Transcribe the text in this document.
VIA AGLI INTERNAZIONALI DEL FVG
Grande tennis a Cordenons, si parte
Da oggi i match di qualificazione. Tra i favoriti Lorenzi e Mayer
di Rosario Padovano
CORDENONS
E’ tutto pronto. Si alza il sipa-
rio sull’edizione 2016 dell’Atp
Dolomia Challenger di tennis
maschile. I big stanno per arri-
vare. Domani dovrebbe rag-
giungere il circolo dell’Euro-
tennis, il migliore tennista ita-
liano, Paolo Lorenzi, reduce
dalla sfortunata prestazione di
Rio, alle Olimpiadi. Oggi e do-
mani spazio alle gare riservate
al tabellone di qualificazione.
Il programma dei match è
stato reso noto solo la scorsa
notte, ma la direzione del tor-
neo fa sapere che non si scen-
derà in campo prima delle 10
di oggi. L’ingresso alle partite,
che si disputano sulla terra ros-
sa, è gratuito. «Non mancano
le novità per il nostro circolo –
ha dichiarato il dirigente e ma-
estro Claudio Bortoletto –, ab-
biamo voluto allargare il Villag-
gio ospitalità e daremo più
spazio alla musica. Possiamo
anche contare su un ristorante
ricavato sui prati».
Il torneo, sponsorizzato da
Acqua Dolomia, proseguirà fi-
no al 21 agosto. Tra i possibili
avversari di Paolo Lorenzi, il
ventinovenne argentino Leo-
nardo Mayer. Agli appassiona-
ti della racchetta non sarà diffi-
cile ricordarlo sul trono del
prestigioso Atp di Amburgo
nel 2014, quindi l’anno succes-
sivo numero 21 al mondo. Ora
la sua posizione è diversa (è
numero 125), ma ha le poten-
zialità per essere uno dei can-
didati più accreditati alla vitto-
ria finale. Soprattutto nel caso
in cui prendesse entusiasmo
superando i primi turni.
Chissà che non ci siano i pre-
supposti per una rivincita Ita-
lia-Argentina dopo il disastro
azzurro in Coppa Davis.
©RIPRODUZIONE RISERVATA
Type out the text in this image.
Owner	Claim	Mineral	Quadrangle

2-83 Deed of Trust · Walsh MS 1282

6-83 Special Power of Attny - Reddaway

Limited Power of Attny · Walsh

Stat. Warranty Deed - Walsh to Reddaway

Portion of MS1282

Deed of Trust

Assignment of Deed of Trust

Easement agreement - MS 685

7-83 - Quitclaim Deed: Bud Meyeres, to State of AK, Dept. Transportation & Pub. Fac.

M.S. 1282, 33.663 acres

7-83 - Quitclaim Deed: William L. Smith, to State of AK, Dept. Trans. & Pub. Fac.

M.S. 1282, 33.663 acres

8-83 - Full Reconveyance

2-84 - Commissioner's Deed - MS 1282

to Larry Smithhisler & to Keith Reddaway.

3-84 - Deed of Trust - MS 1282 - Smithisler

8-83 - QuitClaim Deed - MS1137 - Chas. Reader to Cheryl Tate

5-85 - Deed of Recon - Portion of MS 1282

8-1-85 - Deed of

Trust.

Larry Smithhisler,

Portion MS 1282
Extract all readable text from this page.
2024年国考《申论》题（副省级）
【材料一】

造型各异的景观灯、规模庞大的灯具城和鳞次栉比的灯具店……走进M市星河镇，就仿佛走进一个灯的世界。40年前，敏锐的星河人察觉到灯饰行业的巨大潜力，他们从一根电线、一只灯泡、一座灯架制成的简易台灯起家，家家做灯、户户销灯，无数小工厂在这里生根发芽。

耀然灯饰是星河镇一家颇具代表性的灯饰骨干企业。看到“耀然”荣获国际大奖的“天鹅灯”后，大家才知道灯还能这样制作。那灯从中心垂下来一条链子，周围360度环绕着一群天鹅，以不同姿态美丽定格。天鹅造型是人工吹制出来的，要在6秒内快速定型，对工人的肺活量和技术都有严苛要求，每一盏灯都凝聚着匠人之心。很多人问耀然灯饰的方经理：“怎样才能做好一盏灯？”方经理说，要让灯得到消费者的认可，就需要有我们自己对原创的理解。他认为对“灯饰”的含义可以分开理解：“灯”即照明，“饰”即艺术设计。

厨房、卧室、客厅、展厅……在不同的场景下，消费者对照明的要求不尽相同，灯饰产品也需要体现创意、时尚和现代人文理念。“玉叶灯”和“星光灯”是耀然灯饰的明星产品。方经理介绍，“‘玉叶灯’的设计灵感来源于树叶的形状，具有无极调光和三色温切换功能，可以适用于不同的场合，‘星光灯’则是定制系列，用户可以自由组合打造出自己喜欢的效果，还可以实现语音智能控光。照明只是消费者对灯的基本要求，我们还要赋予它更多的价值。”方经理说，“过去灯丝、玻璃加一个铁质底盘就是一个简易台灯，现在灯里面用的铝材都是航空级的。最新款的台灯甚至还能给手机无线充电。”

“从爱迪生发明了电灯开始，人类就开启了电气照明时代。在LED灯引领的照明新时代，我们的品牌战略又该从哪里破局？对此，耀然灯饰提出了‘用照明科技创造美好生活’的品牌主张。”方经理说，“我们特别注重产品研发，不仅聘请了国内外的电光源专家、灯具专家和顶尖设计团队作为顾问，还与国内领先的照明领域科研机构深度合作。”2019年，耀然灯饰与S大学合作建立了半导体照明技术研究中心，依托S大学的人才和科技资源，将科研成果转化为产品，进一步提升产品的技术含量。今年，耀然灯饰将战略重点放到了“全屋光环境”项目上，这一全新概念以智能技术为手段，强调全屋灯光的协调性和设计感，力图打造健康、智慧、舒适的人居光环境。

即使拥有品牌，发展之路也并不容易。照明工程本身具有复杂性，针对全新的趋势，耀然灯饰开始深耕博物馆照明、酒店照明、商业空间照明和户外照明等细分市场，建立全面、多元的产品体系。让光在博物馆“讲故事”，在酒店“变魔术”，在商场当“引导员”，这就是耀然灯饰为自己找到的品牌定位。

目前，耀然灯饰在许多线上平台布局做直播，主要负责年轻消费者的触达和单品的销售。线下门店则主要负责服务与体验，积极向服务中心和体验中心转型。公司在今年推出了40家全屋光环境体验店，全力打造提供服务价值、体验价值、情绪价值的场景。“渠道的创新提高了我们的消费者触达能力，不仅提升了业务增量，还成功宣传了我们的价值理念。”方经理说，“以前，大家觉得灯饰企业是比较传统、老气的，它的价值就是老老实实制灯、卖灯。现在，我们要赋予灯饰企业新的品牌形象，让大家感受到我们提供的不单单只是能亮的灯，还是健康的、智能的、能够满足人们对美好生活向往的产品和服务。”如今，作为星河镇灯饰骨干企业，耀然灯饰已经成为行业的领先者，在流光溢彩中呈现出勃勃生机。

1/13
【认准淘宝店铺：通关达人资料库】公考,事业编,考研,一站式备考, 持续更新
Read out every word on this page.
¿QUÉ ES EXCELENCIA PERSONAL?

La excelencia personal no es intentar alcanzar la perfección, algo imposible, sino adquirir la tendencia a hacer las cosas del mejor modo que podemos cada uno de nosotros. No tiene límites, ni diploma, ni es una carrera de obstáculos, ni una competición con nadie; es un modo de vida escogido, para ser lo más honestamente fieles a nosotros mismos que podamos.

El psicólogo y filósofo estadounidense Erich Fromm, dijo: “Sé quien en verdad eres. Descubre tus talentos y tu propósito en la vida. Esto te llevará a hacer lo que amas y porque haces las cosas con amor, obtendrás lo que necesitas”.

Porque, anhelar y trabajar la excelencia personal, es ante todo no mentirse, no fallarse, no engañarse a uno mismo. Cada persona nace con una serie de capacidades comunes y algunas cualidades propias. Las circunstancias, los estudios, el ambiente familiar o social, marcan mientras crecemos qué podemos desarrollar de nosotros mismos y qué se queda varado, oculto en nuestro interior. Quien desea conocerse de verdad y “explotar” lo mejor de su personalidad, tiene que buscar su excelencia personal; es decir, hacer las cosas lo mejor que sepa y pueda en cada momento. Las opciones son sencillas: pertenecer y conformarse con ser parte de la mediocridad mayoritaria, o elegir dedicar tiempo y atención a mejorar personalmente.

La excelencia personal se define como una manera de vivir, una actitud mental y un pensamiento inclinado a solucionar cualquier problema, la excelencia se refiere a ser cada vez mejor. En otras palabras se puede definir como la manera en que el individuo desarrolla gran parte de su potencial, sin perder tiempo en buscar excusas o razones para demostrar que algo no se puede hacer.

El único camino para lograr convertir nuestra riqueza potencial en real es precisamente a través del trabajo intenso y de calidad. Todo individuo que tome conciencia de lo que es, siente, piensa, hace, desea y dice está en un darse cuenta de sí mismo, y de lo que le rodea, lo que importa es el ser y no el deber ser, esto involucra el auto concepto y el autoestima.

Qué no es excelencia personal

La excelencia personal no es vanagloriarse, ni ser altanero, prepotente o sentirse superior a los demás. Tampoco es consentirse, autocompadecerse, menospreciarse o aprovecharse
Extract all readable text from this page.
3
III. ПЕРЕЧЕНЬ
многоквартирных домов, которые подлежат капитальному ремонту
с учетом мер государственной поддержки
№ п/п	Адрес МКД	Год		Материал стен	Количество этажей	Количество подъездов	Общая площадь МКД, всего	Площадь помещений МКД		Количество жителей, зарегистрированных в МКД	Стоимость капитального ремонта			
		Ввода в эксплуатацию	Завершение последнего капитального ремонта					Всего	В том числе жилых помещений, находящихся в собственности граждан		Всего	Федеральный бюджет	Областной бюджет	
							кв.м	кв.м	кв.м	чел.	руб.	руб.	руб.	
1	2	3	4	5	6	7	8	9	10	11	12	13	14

### WHAT IS BEING ASKED
Copy each line of the records that contains the word "Smithhisler".

### EXERCISE RESULT
to Larry Smithhisler & to Keith Reddaway.
Larry Smithhisler,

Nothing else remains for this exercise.